**INSTRUCTION 1:**
In the listing, starting with its first line and going on through the line with "search-icon xyxy=(818,207,831,220)", swap "File folder" for "Directory" everywhere and keep everything else the same.

**SUPPLIED TEXT:**
* * *
I suggest a glance at Patricia Abers work (below) on the formal structure of urban governance as its own facilitator of 'civil society' inclusions, if you are skeptical. It's less that you can make a claim that 'civil society' is somehow a separate 'sphere' of activity, outside of politics:
"From clientelism to cooperation: Local government, participatory policy, and civic organizing in Porto Alegre, Brazil,"
Politics & Society; Stoneham; Dec 1998; Rebecca Abers;
Volume: 26
Issue: 4
Start Page: 511-537
ISSN: 00323292
Subject Terms: Public administration
Cities
Local government
Geographic Names: Porto Alegre Brazil
Abstract:
Abers discusses how civic empowerment has occurred in Porto Alegre Brazil.
Abstract:
A growing number of scholars and policy makers agree that improving the quality of life in impoverished urban areas-both in the "First" and "Third" Worlds-depends on the capacity of local residents to form social networks and civic organizations. Much recent work argues that such capacity will only develop with the retreat of the state, which has historically worked against the capacity of communities to help themselves by paternalistically providing services and welfare directly to individuals and, in some cases (especially in the Third World), by repressing civic groups outright. Some recent studies, however, have shown that state actors can actually promote the empowerment rather than the weakening of civic organizations. This article looks at one particularly impressive example of such state-fostered civic organizing.
* * *
**DATA PROVIDED:**
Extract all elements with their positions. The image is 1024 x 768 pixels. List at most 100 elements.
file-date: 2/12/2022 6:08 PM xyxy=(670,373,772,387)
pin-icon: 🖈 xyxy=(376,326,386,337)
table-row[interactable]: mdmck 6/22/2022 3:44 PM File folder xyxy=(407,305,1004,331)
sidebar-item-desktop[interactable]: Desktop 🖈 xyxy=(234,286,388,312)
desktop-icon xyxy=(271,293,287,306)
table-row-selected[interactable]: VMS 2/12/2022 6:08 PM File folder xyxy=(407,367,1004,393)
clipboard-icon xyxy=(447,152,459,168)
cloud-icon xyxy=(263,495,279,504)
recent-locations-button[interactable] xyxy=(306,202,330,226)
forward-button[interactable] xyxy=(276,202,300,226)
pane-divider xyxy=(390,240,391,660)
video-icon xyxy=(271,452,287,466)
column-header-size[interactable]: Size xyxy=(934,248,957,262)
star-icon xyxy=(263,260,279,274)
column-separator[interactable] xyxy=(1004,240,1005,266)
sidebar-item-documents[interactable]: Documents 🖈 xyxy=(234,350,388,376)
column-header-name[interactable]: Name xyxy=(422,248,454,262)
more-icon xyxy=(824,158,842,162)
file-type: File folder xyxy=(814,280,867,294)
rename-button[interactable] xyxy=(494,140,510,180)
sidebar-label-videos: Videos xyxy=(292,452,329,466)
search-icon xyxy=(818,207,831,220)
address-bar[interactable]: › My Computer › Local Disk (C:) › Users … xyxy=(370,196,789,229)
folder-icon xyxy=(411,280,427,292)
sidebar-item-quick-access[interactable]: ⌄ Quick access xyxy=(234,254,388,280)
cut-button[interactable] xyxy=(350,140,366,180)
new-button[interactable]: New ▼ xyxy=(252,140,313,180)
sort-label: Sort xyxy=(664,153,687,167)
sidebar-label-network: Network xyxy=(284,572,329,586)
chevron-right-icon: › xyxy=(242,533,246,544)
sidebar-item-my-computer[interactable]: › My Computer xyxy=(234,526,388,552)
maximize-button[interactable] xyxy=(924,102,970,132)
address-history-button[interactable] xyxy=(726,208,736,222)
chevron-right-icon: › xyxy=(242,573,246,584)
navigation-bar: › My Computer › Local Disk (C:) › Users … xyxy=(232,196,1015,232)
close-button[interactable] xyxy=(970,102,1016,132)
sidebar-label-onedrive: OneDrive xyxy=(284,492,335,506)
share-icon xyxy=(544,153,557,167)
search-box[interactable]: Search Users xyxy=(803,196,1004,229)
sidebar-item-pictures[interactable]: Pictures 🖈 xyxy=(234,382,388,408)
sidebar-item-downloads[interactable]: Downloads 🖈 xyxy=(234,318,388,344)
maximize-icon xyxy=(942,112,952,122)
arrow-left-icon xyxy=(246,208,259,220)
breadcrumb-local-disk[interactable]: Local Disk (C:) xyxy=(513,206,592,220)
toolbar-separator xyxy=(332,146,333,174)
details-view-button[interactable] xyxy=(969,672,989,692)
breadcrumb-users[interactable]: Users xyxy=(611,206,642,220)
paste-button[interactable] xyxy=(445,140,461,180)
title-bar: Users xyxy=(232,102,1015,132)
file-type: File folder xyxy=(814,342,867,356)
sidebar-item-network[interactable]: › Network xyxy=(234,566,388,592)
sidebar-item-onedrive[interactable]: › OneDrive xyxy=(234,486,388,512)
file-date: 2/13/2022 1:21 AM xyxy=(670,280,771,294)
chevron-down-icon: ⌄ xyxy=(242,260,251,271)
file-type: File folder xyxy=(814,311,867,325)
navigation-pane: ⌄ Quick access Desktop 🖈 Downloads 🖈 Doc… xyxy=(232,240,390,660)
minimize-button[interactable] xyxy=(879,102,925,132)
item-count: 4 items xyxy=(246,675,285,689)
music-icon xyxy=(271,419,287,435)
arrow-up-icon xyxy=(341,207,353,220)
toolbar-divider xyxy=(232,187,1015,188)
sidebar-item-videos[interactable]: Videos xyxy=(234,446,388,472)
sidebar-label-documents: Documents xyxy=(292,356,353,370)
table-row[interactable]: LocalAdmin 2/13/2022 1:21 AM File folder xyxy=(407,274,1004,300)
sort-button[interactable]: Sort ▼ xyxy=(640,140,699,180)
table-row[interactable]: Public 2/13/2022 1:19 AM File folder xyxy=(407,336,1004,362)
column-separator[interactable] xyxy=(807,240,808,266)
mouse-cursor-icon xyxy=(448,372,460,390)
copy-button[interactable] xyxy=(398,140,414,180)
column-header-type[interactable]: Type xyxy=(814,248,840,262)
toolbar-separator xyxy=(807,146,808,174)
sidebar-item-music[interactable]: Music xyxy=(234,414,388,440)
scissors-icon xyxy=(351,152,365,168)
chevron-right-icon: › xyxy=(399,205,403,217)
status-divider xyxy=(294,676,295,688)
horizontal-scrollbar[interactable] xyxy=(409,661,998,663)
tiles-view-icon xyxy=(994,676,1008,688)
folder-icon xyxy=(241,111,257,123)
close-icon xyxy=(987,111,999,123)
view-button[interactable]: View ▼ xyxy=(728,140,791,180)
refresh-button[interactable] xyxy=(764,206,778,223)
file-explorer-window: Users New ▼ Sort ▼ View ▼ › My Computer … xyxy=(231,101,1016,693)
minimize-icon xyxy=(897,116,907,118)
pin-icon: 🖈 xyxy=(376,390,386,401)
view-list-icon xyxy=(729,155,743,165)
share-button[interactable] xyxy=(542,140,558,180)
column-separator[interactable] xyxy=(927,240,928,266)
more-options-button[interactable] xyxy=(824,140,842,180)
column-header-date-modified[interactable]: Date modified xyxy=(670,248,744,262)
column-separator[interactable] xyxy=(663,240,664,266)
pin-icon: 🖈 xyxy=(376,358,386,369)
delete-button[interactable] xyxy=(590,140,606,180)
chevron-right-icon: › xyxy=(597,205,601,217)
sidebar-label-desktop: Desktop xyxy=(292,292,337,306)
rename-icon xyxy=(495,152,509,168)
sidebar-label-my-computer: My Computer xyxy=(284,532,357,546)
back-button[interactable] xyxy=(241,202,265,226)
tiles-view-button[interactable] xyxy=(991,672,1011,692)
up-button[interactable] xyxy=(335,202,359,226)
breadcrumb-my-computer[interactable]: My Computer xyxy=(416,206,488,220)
* * *
**INSTRUCTION 2:**
Duplicate the Porto Alegre passage word for word, starting with "Politics & Society;" and going on through "Porto Alegre Brazil.".

**RESULT 1:**
Extract all elements with their positions. The image is 1024 x 768 pixels. List at most 100 elements.
file-date: 2/12/2022 6:08 PM xyxy=(670,373,772,387)
pin-icon: 🖈 xyxy=(376,326,386,337)
table-row[interactable]: mdmck 6/22/2022 3:44 PM Directory xyxy=(407,305,1004,331)
sidebar-item-desktop[interactable]: Desktop 🖈 xyxy=(234,286,388,312)
desktop-icon xyxy=(271,293,287,306)
table-row-selected[interactable]: VMS 2/12/2022 6:08 PM Directory xyxy=(407,367,1004,393)
clipboard-icon xyxy=(447,152,459,168)
cloud-icon xyxy=(263,495,279,504)
recent-locations-button[interactable] xyxy=(306,202,330,226)
forward-button[interactable] xyxy=(276,202,300,226)
pane-divider xyxy=(390,240,391,660)
video-icon xyxy=(271,452,287,466)
column-header-size[interactable]: Size xyxy=(934,248,957,262)
star-icon xyxy=(263,260,279,274)
column-separator[interactable] xyxy=(1004,240,1005,266)
sidebar-item-documents[interactable]: Documents 🖈 xyxy=(234,350,388,376)
column-header-name[interactable]: Name xyxy=(422,248,454,262)
more-icon xyxy=(824,158,842,162)
file-type: Directory xyxy=(814,280,867,294)
rename-button[interactable] xyxy=(494,140,510,180)
sidebar-label-videos: Videos xyxy=(292,452,329,466)
search-icon xyxy=(818,207,831,220)

**RESULT 2:**
Politics & Society; Stoneham; Dec 1998; Rebecca Abers;
Volume: 26
Issue: 4
Start Page: 511-537
ISSN: 00323292
Subject Terms: Public administration
Cities
Local government
Geographic Names: Porto Alegre Brazil
Abstract:
Abers discusses how civic empowerment has occurred in Porto Alegre Brazil.